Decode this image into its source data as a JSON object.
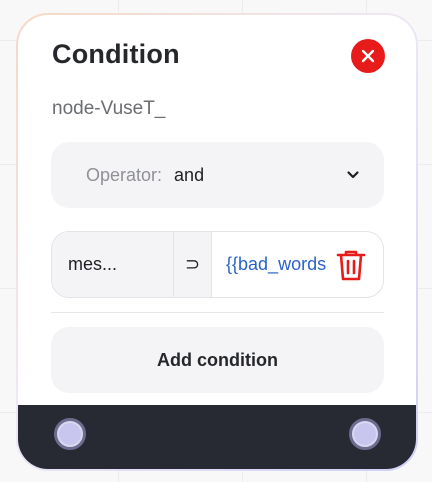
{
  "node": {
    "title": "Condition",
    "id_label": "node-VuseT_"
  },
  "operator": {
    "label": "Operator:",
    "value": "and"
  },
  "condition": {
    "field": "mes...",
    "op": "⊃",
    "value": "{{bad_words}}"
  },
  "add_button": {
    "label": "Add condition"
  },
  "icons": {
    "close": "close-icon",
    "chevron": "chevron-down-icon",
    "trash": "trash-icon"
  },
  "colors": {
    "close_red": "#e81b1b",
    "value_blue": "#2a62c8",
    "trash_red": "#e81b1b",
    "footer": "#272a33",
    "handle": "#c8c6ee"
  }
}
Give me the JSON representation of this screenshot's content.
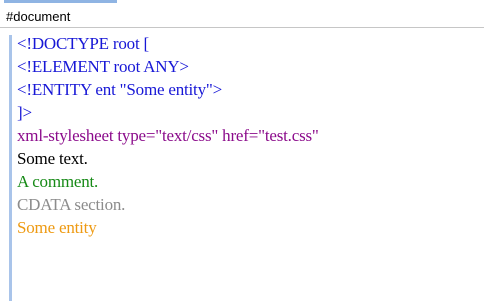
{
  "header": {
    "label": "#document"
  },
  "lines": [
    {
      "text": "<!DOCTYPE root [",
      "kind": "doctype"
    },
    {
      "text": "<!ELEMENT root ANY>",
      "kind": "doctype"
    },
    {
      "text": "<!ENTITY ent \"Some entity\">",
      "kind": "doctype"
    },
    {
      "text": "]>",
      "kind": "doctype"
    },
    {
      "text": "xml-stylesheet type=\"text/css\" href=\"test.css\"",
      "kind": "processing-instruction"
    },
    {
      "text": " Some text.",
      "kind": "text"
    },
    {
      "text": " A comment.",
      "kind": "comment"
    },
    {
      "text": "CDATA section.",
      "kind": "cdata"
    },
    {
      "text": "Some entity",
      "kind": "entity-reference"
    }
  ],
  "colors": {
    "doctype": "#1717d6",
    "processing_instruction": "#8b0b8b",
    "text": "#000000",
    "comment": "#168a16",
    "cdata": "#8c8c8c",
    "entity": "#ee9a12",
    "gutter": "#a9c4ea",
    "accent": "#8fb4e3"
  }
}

==

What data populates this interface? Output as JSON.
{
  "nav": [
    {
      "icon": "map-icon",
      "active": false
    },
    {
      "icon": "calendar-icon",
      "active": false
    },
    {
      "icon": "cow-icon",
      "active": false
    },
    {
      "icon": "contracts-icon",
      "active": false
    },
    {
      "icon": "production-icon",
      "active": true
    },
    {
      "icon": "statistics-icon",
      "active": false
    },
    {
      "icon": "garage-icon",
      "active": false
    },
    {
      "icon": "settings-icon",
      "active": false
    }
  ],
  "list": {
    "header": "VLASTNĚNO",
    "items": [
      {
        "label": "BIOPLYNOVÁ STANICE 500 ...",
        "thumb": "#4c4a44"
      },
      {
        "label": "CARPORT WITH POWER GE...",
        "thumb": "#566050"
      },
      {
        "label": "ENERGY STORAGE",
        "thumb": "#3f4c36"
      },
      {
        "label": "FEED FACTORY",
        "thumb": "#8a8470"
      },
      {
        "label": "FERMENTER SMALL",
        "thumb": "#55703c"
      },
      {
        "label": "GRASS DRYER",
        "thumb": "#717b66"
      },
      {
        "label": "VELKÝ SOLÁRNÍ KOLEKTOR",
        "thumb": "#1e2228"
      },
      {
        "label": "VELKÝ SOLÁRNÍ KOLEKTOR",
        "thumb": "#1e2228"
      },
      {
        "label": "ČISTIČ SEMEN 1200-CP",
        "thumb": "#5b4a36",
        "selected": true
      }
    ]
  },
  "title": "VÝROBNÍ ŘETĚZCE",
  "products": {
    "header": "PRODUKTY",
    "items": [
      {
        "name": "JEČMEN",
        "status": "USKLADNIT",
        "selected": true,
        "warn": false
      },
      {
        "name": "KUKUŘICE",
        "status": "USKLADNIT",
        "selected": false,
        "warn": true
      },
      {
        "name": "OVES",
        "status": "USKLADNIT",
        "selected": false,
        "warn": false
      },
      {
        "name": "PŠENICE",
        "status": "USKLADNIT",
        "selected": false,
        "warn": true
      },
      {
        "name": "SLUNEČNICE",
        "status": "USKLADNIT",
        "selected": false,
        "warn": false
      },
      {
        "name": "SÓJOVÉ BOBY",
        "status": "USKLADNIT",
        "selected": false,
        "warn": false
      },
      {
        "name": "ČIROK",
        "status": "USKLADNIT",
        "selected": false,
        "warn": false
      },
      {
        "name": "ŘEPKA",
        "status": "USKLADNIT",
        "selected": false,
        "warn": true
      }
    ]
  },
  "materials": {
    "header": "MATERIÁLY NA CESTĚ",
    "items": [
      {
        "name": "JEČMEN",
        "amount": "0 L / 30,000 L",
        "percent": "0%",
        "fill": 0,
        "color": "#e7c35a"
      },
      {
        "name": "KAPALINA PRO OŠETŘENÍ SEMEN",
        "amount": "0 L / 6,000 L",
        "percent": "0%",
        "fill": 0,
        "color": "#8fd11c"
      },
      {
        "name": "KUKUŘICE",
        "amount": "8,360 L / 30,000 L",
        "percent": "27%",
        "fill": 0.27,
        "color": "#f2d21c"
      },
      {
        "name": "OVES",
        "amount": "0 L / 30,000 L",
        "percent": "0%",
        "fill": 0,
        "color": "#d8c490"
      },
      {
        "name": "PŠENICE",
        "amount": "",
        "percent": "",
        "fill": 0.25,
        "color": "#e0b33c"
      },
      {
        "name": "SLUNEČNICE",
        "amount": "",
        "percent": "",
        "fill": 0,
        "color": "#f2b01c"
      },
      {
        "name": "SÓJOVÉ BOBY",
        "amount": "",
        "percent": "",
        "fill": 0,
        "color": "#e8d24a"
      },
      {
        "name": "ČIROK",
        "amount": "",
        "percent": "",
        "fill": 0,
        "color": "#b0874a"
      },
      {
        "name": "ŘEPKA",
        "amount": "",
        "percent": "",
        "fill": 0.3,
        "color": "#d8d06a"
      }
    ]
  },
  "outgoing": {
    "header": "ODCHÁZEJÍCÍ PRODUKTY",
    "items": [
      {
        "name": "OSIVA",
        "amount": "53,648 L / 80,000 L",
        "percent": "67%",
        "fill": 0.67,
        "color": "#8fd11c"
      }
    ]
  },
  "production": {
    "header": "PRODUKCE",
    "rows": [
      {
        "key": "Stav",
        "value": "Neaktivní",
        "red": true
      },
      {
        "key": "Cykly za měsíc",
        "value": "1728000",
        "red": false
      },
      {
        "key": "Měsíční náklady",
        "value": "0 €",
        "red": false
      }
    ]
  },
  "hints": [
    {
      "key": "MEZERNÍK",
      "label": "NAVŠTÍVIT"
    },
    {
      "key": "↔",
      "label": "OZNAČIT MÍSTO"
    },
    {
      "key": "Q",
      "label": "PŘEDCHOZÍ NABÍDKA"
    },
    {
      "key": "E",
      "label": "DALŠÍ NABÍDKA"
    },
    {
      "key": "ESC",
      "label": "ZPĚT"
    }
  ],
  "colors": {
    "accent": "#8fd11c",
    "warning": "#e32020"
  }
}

Exercise brief = Scan the material above. Return every line containing the string "SEMEN".

Output of the task =
        "label": "ČISTIČ SEMEN 1200-CP",
        "name": "KAPALINA PRO OŠETŘENÍ SEMEN",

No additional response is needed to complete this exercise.